Reproduce the lines of the material exactly, excluding every image.

## START Records for this exercise

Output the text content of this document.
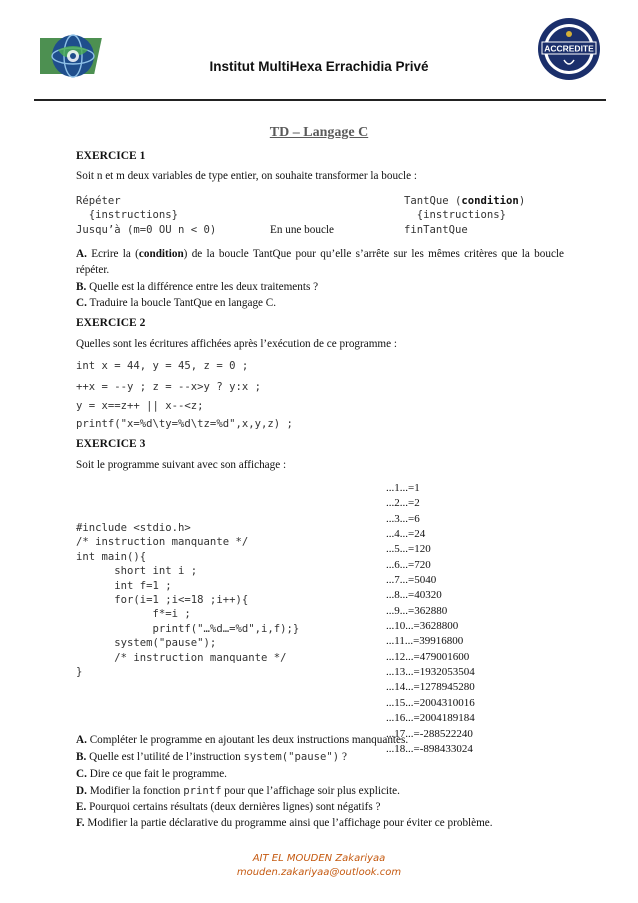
ACCREDITE
Institut MultiHexa Errachidia Privé
TD – Langage C
EXERCICE 1
Soit n et m deux variables de type entier, on souhaite transformer la boucle :
Répéter
{instructions}
Jusqu’à (m=0 OU n < 0)	En une boucle
TantQue (condition)
{instructions}
finTantQue
A. Ecrire la (condition) de la boucle TantQue pour qu’elle s’arrête sur les mêmes critères que la boucle répéter.
B. Quelle est la différence entre les deux traitements ?
C. Traduire la boucle TantQue en langage C.
EXERCICE 2
Quelles sont les écritures affichées après l’exécution de ce programme :
int x = 44, y = 45, z = 0 ;
++x = --y ; z = --x>y ? y:x ;
y = x==z++ || x--<z;
printf("x=%d\ty=%d\tz=%d",x,y,z) ;
EXERCICE 3
Soit le programme suivant avec son affichage :
#include <stdio.h>
/* instruction manquante */
int main(){
short int i ;
int f=1 ;
for(i=1 ;i<=18 ;i++){
f*=i ;
printf("…%d…=%d",i,f);}
system("pause");
/* instruction manquante */
}
...1...=1
...2...=2
...3...=6
...4...=24
...5...=120
...6...=720
...7...=5040
...8...=40320
...9...=362880
...10...=3628800
...11...=39916800
...12...=479001600
...13...=1932053504
...14...=1278945280
...15...=2004310016
...16...=2004189184
...17...=-288522240
...18...=-898433024
A. Compléter le programme en ajoutant les deux instructions manquantes.
B. Quelle est l’utilité de l’instruction system("pause") ?
C. Dire ce que fait le programme.
D. Modifier la fonction printf pour que l’affichage soir plus explicite.
E. Pourquoi certains résultats (deux dernières lignes) sont négatifs ?
F. Modifier la partie déclarative du programme ainsi que l’affichage pour éviter ce problème.
AIT EL MOUDEN Zakariyaa
mouden.zakariyaa@outlook.com
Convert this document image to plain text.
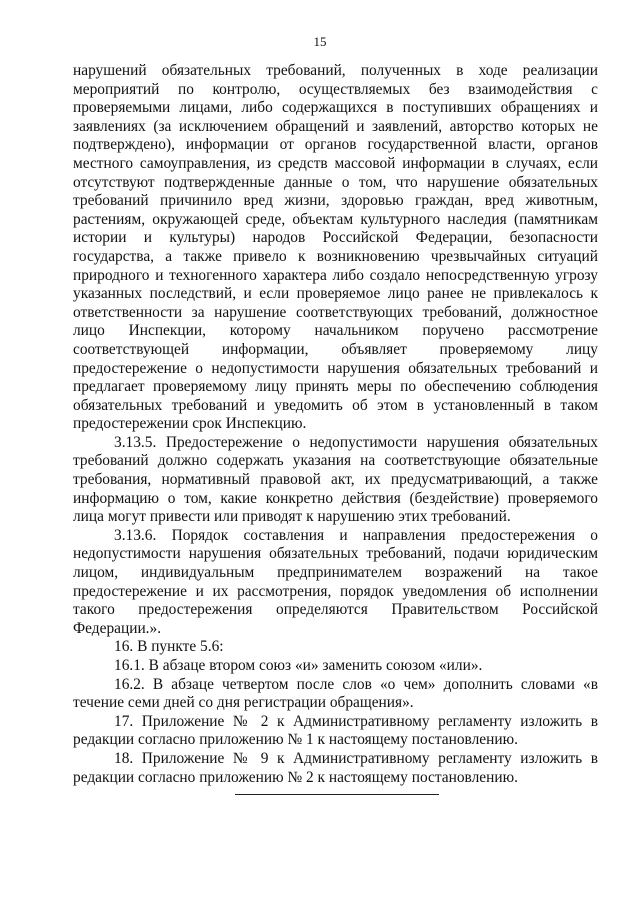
15

нарушений обязательных требований, полученных в ходе реализации мероприятий по контролю, осуществляемых без взаимодействия с проверяемыми лицами, либо содержащихся в поступивших обращениях и заявлениях (за исключением обращений и заявлений, авторство которых не подтверждено), информации от органов государственной власти, органов местного самоуправления, из средств массовой информации в случаях, если отсутствуют подтвержденные данные о том, что нарушение обязательных требований причинило вред жизни, здоровью граждан, вред животным, растениям, окружающей среде, объектам культурного наследия (памятникам истории и культуры) народов Российской Федерации, безопасности государства, а также привело к возникновению чрезвычайных ситуаций природного и техногенного характера либо создало непосредственную угрозу указанных последствий, и если проверяемое лицо ранее не привлекалось к ответственности за нарушение соответствующих требований, должностное лицо Инспекции, которому начальником поручено рассмотрение соответствующей информации, объявляет проверяемому лицу предостережение о недопустимости нарушения обязательных требований и предлагает проверяемому лицу принять меры по обеспечению соблюдения обязательных требований и уведомить об этом в установленный в таком предостережении срок Инспекцию.

3.13.5. Предостережение о недопустимости нарушения обязательных требований должно содержать указания на соответствующие обязательные требования, нормативный правовой акт, их предусматривающий, а также информацию о том, какие конкретно действия (бездействие) проверяемого лица могут привести или приводят к нарушению этих требований.

3.13.6. Порядок составления и направления предостережения о недопустимости нарушения обязательных требований, подачи юридическим лицом, индивидуальным предпринимателем возражений на такое предостережение и их рассмотрения, порядок уведомления об исполнении такого предостережения определяются Правительством Российской Федерации.».

16. В пункте 5.6:

16.1. В абзаце втором союз «и» заменить союзом «или».

16.2. В абзаце четвертом после слов «о чем» дополнить словами «в течение семи дней со дня регистрации обращения».

17. Приложение № 2 к Административному регламенту изложить в редакции согласно приложению № 1 к настоящему постановлению.

18. Приложение № 9 к Административному регламенту изложить в редакции согласно приложению № 2 к настоящему постановлению.
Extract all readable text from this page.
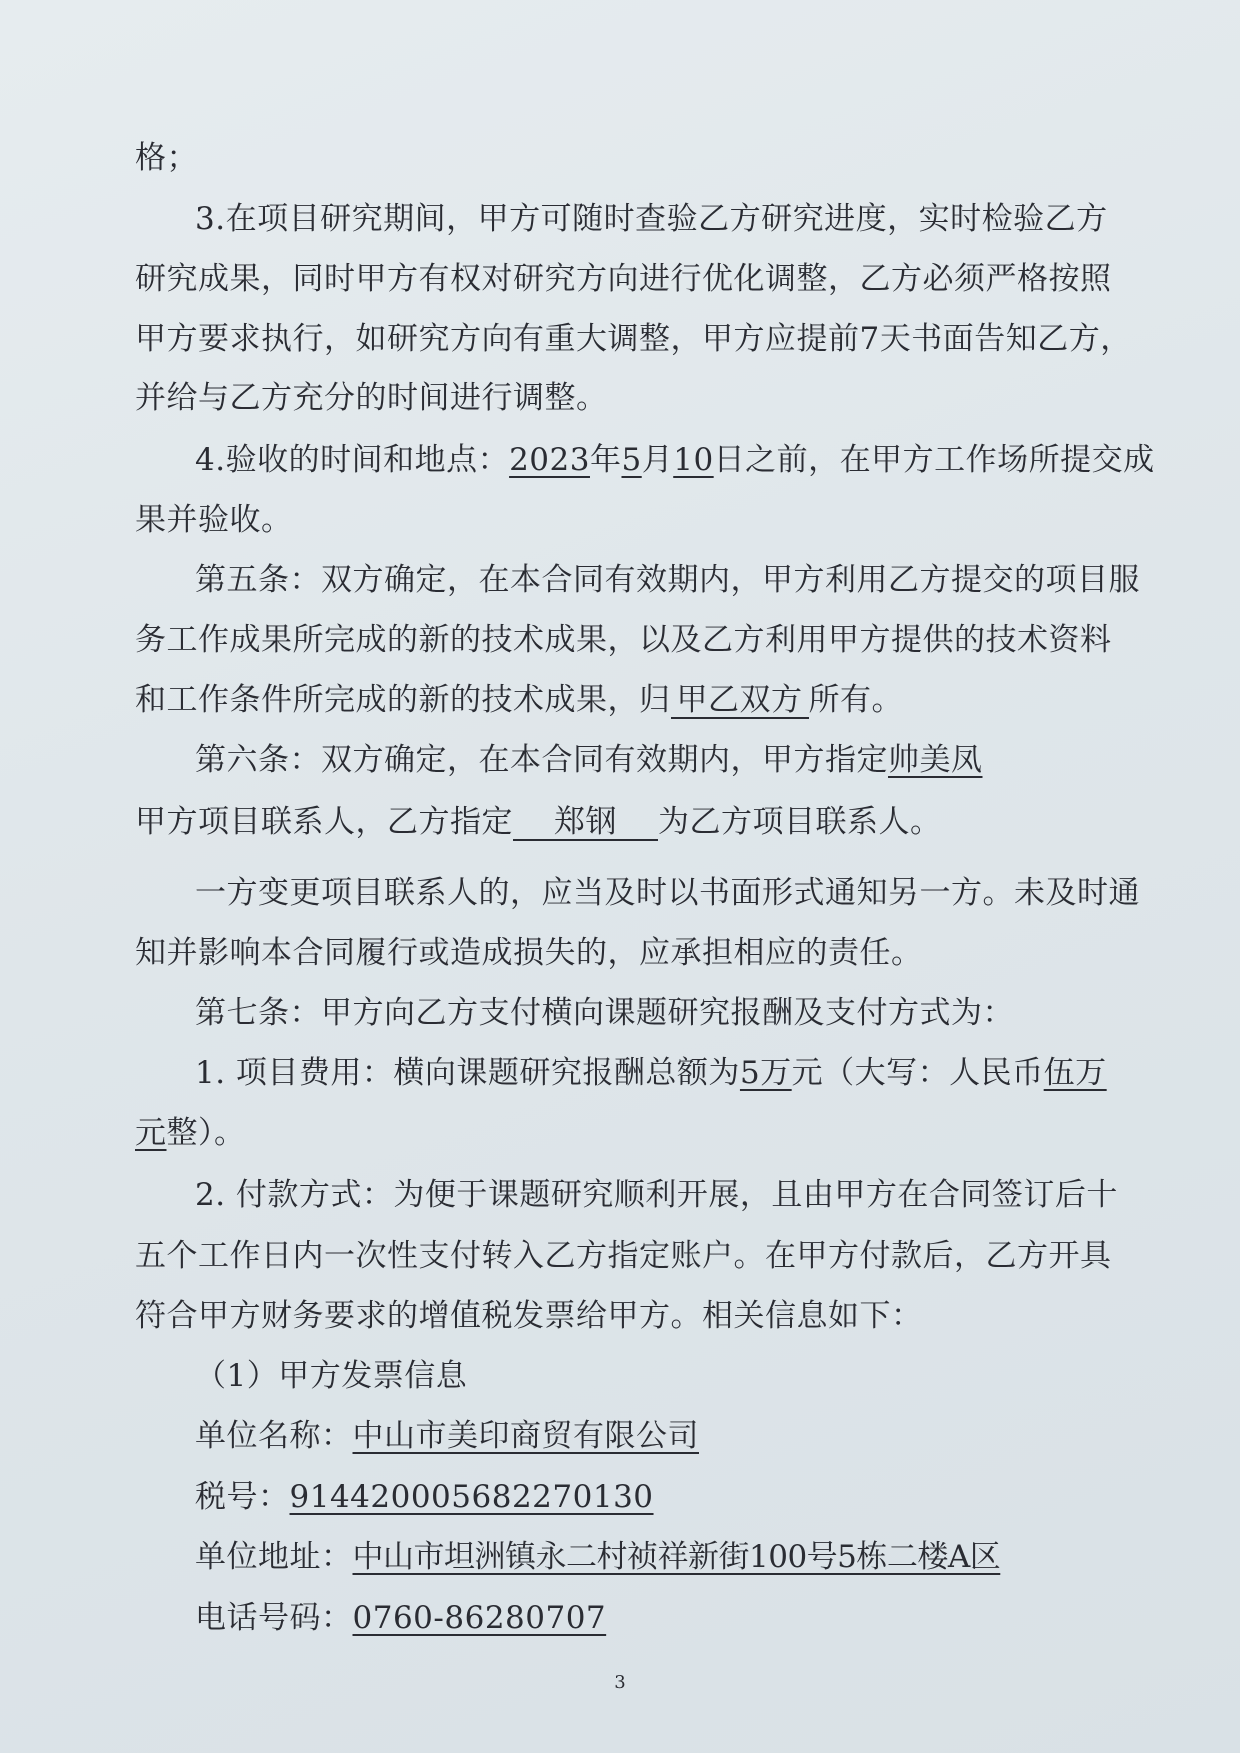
格；
3.在项目研究期间，甲方可随时查验乙方研究进度，实时检验乙方
研究成果，同时甲方有权对研究方向进行优化调整，乙方必须严格按照
甲方要求执行，如研究方向有重大调整，甲方应提前7天书面告知乙方，
并给与乙方充分的时间进行调整。
4.验收的时间和地点：2023年5月10日之前，在甲方工作场所提交成
果并验收。
第五条：双方确定，在本合同有效期内，甲方利用乙方提交的项目服
务工作成果所完成的新的技术成果，以及乙方利用甲方提供的技术资料
和工作条件所完成的新的技术成果，归 甲乙双方 所有。
第六条：双方确定，在本合同有效期内，甲方指定帅美凤
甲方项目联系人，乙方指定 郑钢 为乙方项目联系人。
一方变更项目联系人的，应当及时以书面形式通知另一方。未及时通
知并影响本合同履行或造成损失的，应承担相应的责任。
第七条：甲方向乙方支付横向课题研究报酬及支付方式为：
1. 项目费用：横向课题研究报酬总额为5万元（大写：人民币伍万
元整）。
2. 付款方式：为便于课题研究顺利开展，且由甲方在合同签订后十
五个工作日内一次性支付转入乙方指定账户。在甲方付款后，乙方开具
符合甲方财务要求的增值税发票给甲方。相关信息如下：
（1）甲方发票信息
单位名称：中山市美印商贸有限公司
税号：914420005682270130
单位地址：中山市坦洲镇永二村祯祥新街100号5栋二楼A区
电话号码：0760-86280707
3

## END Records for this exercise

**Solution for this exercise:**
Output the text content of this document.
ACCREDITE
Institut MultiHexa Errachidia Privé
TD – Langage C
EXERCICE 1
Soit n et m deux variables de type entier, on souhaite transformer la boucle :
Répéter
{instructions}
Jusqu’à (m=0 OU n < 0)	En une boucle
TantQue (condition)
{instructions}
finTantQue
A. Ecrire la (condition) de la boucle TantQue pour qu’elle s’arrête sur les mêmes critères que la boucle répéter.
B. Quelle est la différence entre les deux traitements ?
C. Traduire la boucle TantQue en langage C.
EXERCICE 2
Quelles sont les écritures affichées après l’exécution de ce programme :
int x = 44, y = 45, z = 0 ;
++x = --y ; z = --x>y ? y:x ;
y = x==z++ || x--<z;
printf("x=%d\ty=%d\tz=%d",x,y,z) ;
EXERCICE 3
Soit le programme suivant avec son affichage :
#include <stdio.h>
/* instruction manquante */
int main(){
short int i ;
int f=1 ;
for(i=1 ;i<=18 ;i++){
f*=i ;
printf("…%d…=%d",i,f);}
system("pause");
/* instruction manquante */
}
...1...=1
...2...=2
...3...=6
...4...=24
...5...=120
...6...=720
...7...=5040
...8...=40320
...9...=362880
...10...=3628800
...11...=39916800
...12...=479001600
...13...=1932053504
...14...=1278945280
...15...=2004310016
...16...=2004189184
...17...=-288522240
...18...=-898433024
A. Compléter le programme en ajoutant les deux instructions manquantes.
B. Quelle est l’utilité de l’instruction system("pause") ?
C. Dire ce que fait le programme.
D. Modifier la fonction printf pour que l’affichage soir plus explicite.
E. Pourquoi certains résultats (deux dernières lignes) sont négatifs ?
F. Modifier la partie déclarative du programme ainsi que l’affichage pour éviter ce problème.
AIT EL MOUDEN Zakariyaa
mouden.zakariyaa@outlook.com
Convert this document image to plain text.
15

нарушений обязательных требований, полученных в ходе реализации мероприятий по контролю, осуществляемых без взаимодействия с проверяемыми лицами, либо содержащихся в поступивших обращениях и заявлениях (за исключением обращений и заявлений, авторство которых не подтверждено), информации от органов государственной власти, органов местного самоуправления, из средств массовой информации в случаях, если отсутствуют подтвержденные данные о том, что нарушение обязательных требований причинило вред жизни, здоровью граждан, вред животным, растениям, окружающей среде, объектам культурного наследия (памятникам истории и культуры) народов Российской Федерации, безопасности государства, а также привело к возникновению чрезвычайных ситуаций природного и техногенного характера либо создало непосредственную угрозу указанных последствий, и если проверяемое лицо ранее не привлекалось к ответственности за нарушение соответствующих требований, должностное лицо Инспекции, которому начальником поручено рассмотрение соответствующей информации, объявляет проверяемому лицу предостережение о недопустимости нарушения обязательных требований и предлагает проверяемому лицу принять меры по обеспечению соблюдения обязательных требований и уведомить об этом в установленный в таком предостережении срок Инспекцию.

3.13.5. Предостережение о недопустимости нарушения обязательных требований должно содержать указания на соответствующие обязательные требования, нормативный правовой акт, их предусматривающий, а также информацию о том, какие конкретно действия (бездействие) проверяемого лица могут привести или приводят к нарушению этих требований.

3.13.6. Порядок составления и направления предостережения о недопустимости нарушения обязательных требований, подачи юридическим лицом, индивидуальным предпринимателем возражений на такое предостережение и их рассмотрения, порядок уведомления об исполнении такого предостережения определяются Правительством Российской Федерации.».

16. В пункте 5.6:

16.1. В абзаце втором союз «и» заменить союзом «или».

16.2. В абзаце четвертом после слов «о чем» дополнить словами «в течение семи дней со дня регистрации обращения».

17. Приложение № 2 к Административному регламенту изложить в редакции согласно приложению № 1 к настоящему постановлению.

18. Приложение № 9 к Административному регламенту изложить в редакции согласно приложению № 2 к настоящему постановлению.
Extract all readable text from this page.
格；
3.在项目研究期间，甲方可随时查验乙方研究进度，实时检验乙方
研究成果，同时甲方有权对研究方向进行优化调整，乙方必须严格按照
甲方要求执行，如研究方向有重大调整，甲方应提前7天书面告知乙方，
并给与乙方充分的时间进行调整。
4.验收的时间和地点：2023年5月10日之前，在甲方工作场所提交成
果并验收。
第五条：双方确定，在本合同有效期内，甲方利用乙方提交的项目服
务工作成果所完成的新的技术成果，以及乙方利用甲方提供的技术资料
和工作条件所完成的新的技术成果，归 甲乙双方 所有。
第六条：双方确定，在本合同有效期内，甲方指定帅美凤
甲方项目联系人，乙方指定 郑钢 为乙方项目联系人。
一方变更项目联系人的，应当及时以书面形式通知另一方。未及时通
知并影响本合同履行或造成损失的，应承担相应的责任。
第七条：甲方向乙方支付横向课题研究报酬及支付方式为：
1. 项目费用：横向课题研究报酬总额为5万元（大写：人民币伍万
元整）。
2. 付款方式：为便于课题研究顺利开展，且由甲方在合同签订后十
五个工作日内一次性支付转入乙方指定账户。在甲方付款后，乙方开具
符合甲方财务要求的增值税发票给甲方。相关信息如下：
（1）甲方发票信息
单位名称：中山市美印商贸有限公司
税号：914420005682270130
单位地址：中山市坦洲镇永二村祯祥新街100号5栋二楼A区
电话号码：0760-86280707
3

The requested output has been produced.